## Task description
For each statement, answer yes or no according to the passage about Life Without Green, and quote the exact words that decide it: (a) The series takes place in Boston. (b) Abby Phon graduated from a school in Boston. (c) Rachel's fiance comes from a Jewish Latino background.

## Text provided
Life Without Green is a drama about a young Jewish woman's struggle to keep her unraveling life together after her fiance vanishes in a haze of suspicion. The series is set in Boston against the backdrop of environmental politics. Rachel Singer, the protagonist, is an environmental idealist and the new Director of the Office for Economic and Environmental Issues at City Hall. She is also a young Jewish woman with something to prove.

Abby Phon, a graduate of the New York University Tish School of the Arts, explained, “The point of Rachel Singer is that she is a young, up-and comer. A lot of people at City Hall don’t think she can hack it because she’s so young and doesn’t have as much experience but she’s there to prove them all wrong. She has the great dream of making Boston go completely green and she’s dedicated to that.”

Jewishness features prominently in Life Without Green. Rachel's Jewish identity is visible, and develops throughout the series. Abby Phon spent some time living in Newton, MA, a Boston suburb with a thriving Jewish community. She brings her experience with Boston Jewish life to the character of Rachel Singer. Abby Phon recognizes the fact that Jewish women are not always visible on primetime tv: "For whatever reason, Jewish female protagonists aren’t readily available on TV and [creator/writer Adam Roberts] thought, why not? Why can’t we have a show about someone who’s Jewish where it’s a main part of their life, and actually see that in the show?" The protagonist's fiance, Benjamin "Benji" Green, comes from a Jewish Latino background, which adds another element of Jewishness to the show.

Layout annotation records

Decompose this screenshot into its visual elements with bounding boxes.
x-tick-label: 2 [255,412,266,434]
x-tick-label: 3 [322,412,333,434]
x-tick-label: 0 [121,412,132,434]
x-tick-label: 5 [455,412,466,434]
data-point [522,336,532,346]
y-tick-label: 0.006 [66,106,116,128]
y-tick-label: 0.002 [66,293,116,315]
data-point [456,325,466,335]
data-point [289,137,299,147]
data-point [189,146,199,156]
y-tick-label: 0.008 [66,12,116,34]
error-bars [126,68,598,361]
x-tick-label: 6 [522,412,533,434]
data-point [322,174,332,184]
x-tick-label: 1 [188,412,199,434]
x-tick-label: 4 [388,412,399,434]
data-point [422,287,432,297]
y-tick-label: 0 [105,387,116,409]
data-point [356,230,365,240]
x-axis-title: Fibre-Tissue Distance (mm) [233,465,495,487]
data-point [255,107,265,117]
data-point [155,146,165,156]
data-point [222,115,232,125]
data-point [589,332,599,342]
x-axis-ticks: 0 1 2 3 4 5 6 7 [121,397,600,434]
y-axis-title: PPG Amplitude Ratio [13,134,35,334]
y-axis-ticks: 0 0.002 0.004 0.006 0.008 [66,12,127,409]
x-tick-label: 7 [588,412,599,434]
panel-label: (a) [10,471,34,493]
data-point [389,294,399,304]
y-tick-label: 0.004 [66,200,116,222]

## Worked solution
(a) Yes: "The series is set in Boston against the backdrop of environmental politics."
(b) No: "Abby Phon, a graduate of the New York University Tish School of the Arts"
(c) Yes: "The protagonist's fiance, Benjamin "Benji" Green, comes from a Jewish Latino background"